**Task requirements:**
From the line that includes "Transcribe the text in this document." to the last line of the data, quote each line precisely; both boundary lines belong in the answer.

**Entries:**
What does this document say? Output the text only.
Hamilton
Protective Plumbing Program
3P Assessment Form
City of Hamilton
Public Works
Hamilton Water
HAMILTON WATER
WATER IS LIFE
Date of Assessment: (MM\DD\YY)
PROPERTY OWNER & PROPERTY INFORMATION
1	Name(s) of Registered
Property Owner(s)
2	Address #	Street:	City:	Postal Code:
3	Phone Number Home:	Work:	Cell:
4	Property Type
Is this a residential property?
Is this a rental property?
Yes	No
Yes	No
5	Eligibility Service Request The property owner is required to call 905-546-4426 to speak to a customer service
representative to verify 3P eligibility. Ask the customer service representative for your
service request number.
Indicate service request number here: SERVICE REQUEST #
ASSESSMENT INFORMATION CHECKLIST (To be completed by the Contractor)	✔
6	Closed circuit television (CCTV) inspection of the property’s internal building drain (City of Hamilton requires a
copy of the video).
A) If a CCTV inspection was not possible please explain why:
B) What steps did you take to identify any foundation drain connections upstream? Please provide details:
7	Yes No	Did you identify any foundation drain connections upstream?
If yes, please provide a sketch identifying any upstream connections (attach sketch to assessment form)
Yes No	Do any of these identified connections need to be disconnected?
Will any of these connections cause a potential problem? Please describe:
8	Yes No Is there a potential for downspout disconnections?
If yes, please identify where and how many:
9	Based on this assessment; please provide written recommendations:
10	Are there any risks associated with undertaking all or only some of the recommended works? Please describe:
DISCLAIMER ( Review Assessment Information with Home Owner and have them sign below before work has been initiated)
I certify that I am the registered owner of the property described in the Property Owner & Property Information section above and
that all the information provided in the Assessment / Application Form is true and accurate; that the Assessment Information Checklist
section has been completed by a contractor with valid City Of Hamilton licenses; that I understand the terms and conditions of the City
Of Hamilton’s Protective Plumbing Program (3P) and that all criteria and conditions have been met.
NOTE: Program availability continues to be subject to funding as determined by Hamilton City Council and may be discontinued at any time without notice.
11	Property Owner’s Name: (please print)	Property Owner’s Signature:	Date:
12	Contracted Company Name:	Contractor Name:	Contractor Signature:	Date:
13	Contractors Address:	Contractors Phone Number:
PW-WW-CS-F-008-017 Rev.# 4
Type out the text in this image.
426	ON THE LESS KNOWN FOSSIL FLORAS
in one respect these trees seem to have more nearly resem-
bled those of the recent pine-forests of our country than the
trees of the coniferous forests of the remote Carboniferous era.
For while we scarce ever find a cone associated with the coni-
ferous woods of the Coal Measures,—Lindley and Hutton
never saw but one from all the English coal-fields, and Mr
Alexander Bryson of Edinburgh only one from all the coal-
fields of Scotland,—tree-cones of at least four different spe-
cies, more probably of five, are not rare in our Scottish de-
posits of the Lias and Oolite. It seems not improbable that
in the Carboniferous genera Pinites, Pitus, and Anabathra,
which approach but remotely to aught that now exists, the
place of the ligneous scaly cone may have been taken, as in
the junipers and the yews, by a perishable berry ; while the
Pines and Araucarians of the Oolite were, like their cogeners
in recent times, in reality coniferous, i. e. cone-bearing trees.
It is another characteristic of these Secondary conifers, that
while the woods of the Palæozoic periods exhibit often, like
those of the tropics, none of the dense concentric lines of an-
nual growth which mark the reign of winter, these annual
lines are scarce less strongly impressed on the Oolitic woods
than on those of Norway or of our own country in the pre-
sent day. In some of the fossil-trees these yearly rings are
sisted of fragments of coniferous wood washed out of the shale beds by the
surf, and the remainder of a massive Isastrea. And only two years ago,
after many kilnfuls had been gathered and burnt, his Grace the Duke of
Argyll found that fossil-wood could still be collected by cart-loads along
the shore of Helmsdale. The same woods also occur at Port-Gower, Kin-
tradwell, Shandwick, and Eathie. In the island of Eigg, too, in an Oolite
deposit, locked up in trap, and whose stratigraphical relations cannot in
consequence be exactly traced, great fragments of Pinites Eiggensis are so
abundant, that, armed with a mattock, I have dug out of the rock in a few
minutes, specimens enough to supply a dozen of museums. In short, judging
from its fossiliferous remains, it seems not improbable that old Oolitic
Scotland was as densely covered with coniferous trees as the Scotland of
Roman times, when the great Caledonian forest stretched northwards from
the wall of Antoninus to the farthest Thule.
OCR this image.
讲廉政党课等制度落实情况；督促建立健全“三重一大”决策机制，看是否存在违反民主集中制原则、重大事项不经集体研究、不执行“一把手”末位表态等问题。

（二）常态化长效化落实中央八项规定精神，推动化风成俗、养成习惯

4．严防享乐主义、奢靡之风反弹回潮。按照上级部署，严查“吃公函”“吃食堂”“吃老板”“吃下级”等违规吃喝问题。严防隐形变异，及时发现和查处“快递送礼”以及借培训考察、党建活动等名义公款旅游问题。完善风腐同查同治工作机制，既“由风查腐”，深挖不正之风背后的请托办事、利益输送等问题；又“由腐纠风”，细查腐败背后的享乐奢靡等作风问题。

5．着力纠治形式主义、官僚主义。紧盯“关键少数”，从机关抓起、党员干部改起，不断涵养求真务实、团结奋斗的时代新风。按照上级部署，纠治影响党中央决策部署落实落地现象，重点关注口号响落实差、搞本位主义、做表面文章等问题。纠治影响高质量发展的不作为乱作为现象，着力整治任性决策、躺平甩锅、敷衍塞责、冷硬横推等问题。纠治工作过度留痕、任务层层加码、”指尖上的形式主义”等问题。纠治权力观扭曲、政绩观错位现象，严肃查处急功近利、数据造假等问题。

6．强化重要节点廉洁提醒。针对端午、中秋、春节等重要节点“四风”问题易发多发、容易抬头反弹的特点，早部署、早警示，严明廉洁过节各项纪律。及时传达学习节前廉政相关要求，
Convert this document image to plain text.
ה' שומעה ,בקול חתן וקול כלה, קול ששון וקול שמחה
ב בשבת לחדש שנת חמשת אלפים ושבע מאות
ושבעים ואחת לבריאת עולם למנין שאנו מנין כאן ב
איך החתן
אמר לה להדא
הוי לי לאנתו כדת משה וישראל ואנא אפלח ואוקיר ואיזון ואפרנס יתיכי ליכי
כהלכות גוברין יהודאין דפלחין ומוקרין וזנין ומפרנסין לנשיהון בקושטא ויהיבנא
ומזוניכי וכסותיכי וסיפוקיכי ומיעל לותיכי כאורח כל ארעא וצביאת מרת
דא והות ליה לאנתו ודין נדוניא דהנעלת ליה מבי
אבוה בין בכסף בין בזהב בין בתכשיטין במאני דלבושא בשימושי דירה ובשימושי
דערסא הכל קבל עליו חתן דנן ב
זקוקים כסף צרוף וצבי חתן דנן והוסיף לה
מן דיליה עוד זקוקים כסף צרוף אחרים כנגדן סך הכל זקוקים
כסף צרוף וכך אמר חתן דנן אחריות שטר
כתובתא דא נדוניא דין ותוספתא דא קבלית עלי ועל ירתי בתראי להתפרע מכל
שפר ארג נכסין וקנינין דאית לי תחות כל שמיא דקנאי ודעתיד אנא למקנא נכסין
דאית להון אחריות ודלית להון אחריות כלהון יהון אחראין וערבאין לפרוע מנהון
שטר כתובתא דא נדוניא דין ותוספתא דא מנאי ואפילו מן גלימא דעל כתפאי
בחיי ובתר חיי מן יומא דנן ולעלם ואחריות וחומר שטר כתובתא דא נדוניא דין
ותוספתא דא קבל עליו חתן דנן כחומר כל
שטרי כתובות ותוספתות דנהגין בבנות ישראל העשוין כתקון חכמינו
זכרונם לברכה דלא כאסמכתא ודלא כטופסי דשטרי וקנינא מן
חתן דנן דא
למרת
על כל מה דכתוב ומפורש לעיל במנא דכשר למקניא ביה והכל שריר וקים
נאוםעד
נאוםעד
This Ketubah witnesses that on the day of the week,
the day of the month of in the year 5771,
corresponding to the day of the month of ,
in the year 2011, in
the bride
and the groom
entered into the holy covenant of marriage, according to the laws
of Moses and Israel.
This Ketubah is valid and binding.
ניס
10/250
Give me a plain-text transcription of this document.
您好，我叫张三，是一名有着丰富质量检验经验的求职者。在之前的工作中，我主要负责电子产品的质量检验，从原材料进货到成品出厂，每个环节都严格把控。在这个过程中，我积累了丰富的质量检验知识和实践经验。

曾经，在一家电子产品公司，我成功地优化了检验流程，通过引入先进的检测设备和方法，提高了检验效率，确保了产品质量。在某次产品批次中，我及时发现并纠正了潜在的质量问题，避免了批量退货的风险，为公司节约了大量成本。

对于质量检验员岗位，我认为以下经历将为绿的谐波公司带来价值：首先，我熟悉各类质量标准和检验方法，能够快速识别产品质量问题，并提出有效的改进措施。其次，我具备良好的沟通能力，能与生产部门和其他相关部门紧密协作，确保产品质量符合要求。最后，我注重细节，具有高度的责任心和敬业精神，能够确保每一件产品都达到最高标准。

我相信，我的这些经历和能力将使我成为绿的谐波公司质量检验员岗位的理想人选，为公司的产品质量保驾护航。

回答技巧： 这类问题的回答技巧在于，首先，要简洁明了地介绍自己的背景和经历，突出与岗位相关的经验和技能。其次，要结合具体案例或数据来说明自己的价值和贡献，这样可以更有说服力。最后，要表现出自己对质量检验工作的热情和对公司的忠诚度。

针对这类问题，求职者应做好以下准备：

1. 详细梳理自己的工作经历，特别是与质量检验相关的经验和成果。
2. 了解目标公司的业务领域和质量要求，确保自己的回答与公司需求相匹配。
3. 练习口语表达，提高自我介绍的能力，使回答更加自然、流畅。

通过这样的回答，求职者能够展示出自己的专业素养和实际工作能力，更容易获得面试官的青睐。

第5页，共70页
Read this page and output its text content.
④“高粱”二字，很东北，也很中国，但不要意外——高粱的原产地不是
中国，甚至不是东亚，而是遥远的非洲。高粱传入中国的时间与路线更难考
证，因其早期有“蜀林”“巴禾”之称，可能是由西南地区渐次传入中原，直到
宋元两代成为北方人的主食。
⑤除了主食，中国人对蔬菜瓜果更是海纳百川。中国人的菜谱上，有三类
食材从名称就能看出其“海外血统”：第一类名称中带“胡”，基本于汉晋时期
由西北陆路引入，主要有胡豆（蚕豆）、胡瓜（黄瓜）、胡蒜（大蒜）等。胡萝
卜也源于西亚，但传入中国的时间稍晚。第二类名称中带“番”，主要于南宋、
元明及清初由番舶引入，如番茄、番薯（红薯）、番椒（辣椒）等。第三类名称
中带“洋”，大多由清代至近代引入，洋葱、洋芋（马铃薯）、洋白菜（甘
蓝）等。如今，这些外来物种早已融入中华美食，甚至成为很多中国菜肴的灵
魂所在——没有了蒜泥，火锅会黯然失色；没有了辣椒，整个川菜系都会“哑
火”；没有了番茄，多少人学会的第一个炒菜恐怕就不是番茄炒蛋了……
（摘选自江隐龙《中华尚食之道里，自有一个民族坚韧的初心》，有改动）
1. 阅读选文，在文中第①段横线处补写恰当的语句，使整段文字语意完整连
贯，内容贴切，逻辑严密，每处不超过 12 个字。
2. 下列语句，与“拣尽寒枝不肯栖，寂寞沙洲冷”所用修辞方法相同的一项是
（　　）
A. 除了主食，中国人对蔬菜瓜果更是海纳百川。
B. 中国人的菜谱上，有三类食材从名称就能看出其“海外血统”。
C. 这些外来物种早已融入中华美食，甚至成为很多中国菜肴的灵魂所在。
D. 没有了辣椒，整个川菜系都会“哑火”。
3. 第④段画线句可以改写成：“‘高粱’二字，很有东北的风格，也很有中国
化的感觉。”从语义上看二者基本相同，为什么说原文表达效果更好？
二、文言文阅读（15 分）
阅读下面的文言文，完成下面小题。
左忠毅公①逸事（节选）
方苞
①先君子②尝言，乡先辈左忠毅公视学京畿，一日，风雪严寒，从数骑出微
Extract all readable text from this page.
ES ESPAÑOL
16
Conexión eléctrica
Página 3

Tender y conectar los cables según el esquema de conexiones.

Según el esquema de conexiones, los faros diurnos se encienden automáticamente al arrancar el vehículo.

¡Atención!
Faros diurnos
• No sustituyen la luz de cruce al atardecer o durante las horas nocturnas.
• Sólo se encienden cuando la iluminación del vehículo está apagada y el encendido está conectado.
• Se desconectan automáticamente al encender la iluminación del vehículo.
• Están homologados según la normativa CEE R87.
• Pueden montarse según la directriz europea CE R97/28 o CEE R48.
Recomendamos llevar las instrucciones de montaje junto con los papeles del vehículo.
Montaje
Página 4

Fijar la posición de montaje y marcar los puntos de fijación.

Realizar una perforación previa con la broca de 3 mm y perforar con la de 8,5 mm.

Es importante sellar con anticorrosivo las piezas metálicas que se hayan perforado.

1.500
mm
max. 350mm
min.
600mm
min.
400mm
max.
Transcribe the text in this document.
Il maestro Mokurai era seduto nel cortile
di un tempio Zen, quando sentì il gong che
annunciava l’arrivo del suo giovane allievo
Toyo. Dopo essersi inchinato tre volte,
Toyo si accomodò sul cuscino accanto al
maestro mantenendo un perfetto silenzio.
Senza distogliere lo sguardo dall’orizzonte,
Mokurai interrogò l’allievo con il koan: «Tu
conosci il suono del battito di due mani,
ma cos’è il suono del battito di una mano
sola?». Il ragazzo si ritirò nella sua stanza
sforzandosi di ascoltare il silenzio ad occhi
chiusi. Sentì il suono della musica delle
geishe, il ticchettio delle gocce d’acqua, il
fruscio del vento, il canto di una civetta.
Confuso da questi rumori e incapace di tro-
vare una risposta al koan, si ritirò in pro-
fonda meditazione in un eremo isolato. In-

**Finished exercise:**
Transcribe the text in this document.
Il maestro Mokurai era seduto nel cortile
di un tempio Zen, quando sentì il gong che
annunciava l’arrivo del suo giovane allievo
Toyo. Dopo essersi inchinato tre volte,
Toyo si accomodò sul cuscino accanto al
maestro mantenendo un perfetto silenzio.
Senza distogliere lo sguardo dall’orizzonte,
Mokurai interrogò l’allievo con il koan: «Tu
conosci il suono del battito di due mani,
ma cos’è il suono del battito di una mano
sola?». Il ragazzo si ritirò nella sua stanza
sforzandosi di ascoltare il silenzio ad occhi
chiusi. Sentì il suono della musica delle
geishe, il ticchettio delle gocce d’acqua, il
fruscio del vento, il canto di una civetta.
Confuso da questi rumori e incapace di tro-
vare una risposta al koan, si ritirò in pro-
fonda meditazione in un eremo isolato. In-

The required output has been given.